> Exercise instructions: Only lines with the string "tous" matter here; gather them from the material below.

>> start Records

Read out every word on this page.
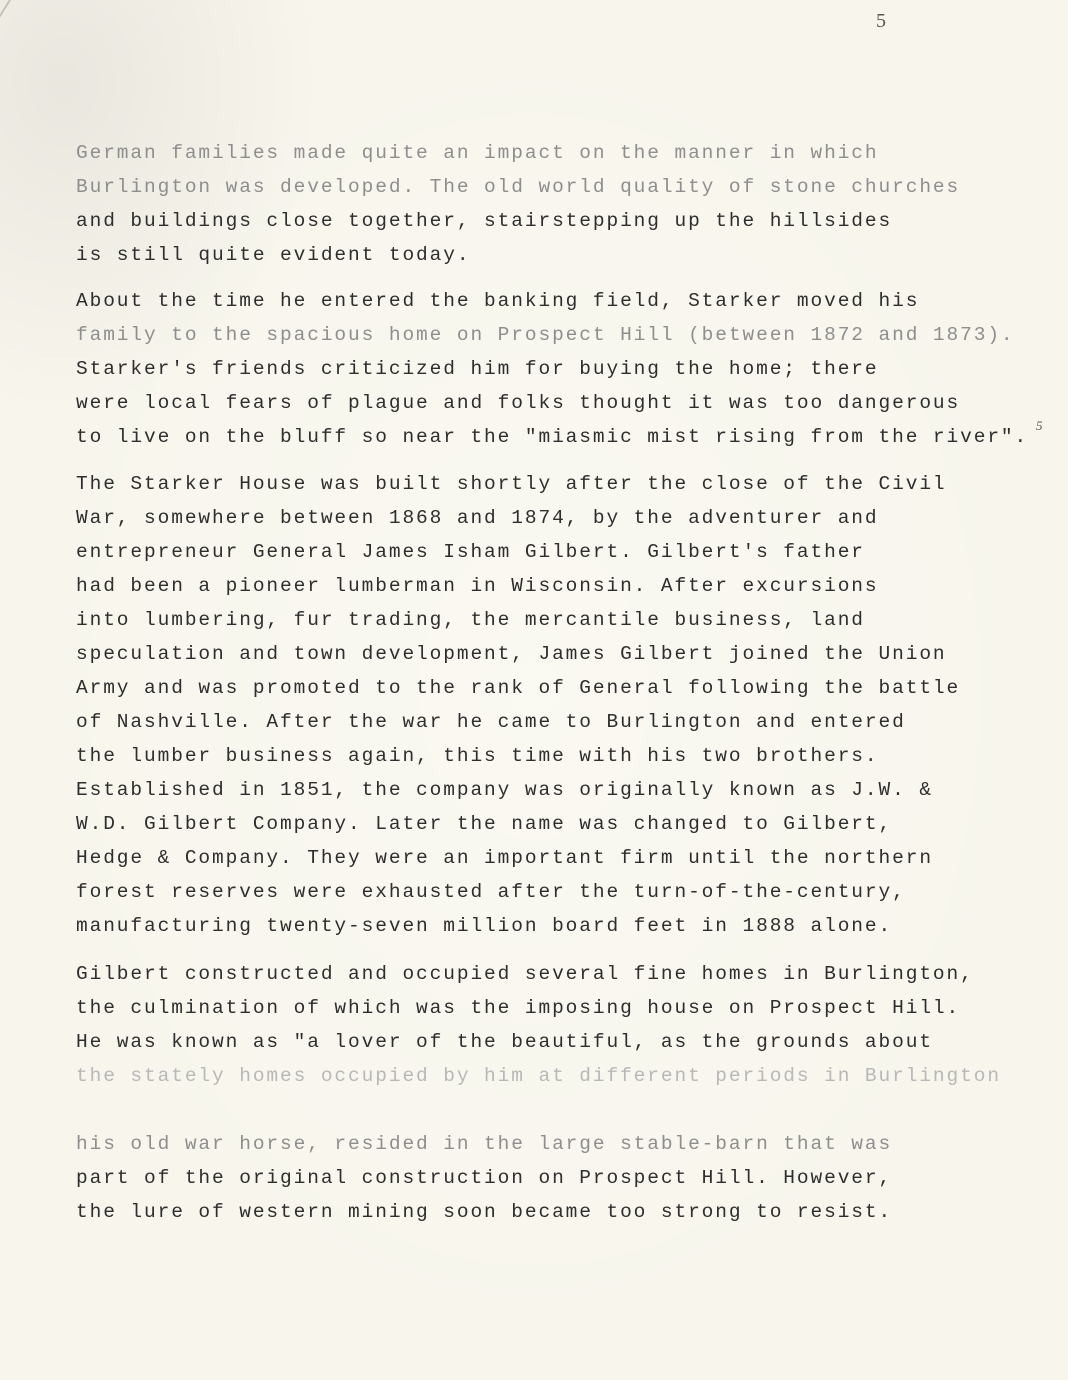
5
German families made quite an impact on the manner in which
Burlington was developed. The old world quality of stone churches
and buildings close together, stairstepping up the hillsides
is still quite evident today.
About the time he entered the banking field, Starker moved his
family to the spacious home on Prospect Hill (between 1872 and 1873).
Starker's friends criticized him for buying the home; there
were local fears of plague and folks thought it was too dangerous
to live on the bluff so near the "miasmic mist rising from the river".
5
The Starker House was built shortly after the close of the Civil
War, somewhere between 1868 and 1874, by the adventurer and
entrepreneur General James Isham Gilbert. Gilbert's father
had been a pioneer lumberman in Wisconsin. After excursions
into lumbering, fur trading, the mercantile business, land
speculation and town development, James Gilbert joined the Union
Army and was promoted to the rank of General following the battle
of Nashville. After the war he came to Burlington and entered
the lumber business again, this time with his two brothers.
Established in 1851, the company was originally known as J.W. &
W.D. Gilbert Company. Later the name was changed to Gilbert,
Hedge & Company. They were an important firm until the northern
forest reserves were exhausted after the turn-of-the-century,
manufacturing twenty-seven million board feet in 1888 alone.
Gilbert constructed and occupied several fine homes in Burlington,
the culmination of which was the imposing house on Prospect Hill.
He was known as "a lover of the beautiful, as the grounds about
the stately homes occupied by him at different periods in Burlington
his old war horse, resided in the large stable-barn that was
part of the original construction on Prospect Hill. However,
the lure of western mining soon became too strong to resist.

>> end Records
>> start Records

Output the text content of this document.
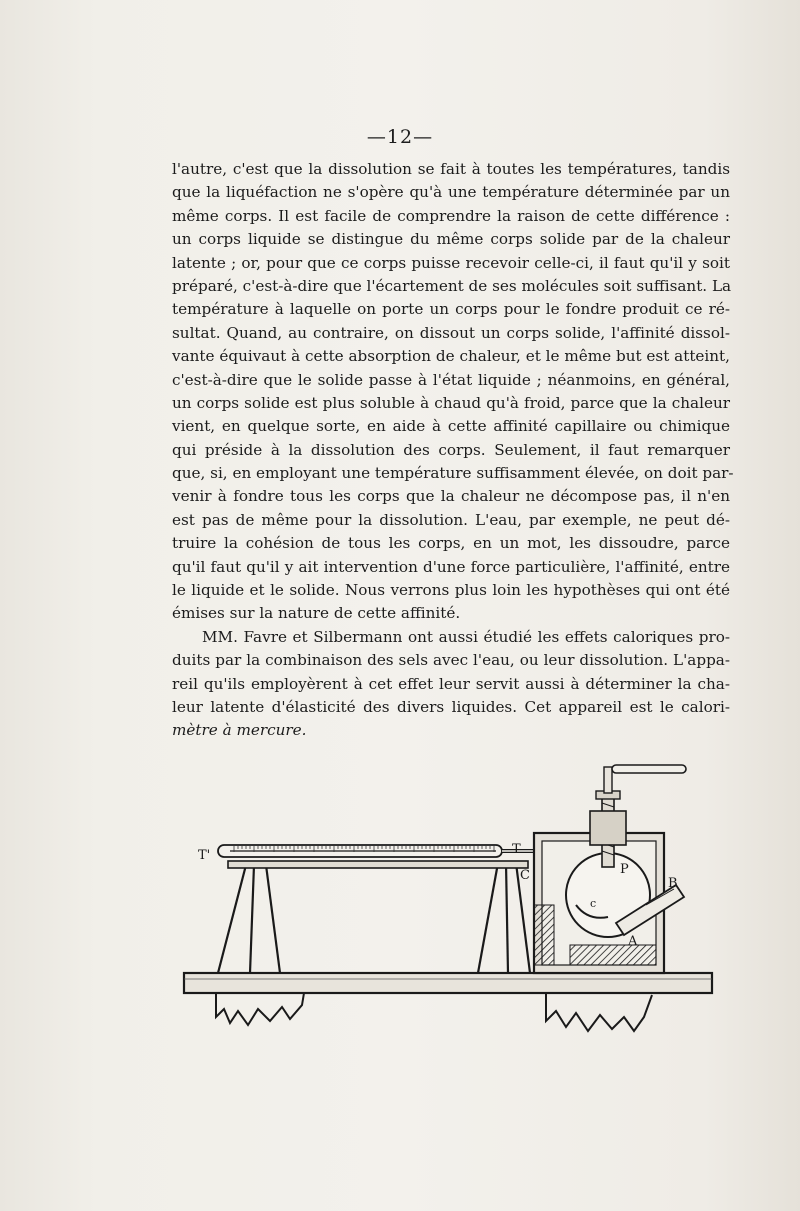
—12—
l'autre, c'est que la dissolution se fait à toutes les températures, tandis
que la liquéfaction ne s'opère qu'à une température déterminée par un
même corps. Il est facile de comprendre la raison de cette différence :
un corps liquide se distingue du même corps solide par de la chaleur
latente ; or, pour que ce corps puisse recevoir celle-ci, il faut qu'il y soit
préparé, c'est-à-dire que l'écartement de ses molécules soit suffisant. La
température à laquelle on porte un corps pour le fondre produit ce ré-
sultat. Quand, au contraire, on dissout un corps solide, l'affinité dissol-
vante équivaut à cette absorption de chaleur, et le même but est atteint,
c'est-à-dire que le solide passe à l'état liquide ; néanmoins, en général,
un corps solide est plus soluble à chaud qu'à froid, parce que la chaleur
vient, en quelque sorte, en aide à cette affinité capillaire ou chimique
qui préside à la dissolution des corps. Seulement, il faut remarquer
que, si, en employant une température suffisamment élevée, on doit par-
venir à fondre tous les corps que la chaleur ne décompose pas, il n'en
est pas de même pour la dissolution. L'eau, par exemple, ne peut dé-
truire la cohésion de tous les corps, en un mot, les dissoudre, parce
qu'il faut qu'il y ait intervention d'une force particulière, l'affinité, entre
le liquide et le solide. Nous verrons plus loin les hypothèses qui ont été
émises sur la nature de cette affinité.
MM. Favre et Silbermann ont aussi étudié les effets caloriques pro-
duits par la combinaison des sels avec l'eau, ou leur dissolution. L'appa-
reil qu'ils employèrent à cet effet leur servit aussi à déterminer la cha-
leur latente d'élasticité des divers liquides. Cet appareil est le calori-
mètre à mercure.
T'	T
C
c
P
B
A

>> end Records

> Answer:
venir à fondre tous les corps que la chaleur ne décompose pas, il n'en
truire la cohésion de tous les corps, en un mot, les dissoudre, parce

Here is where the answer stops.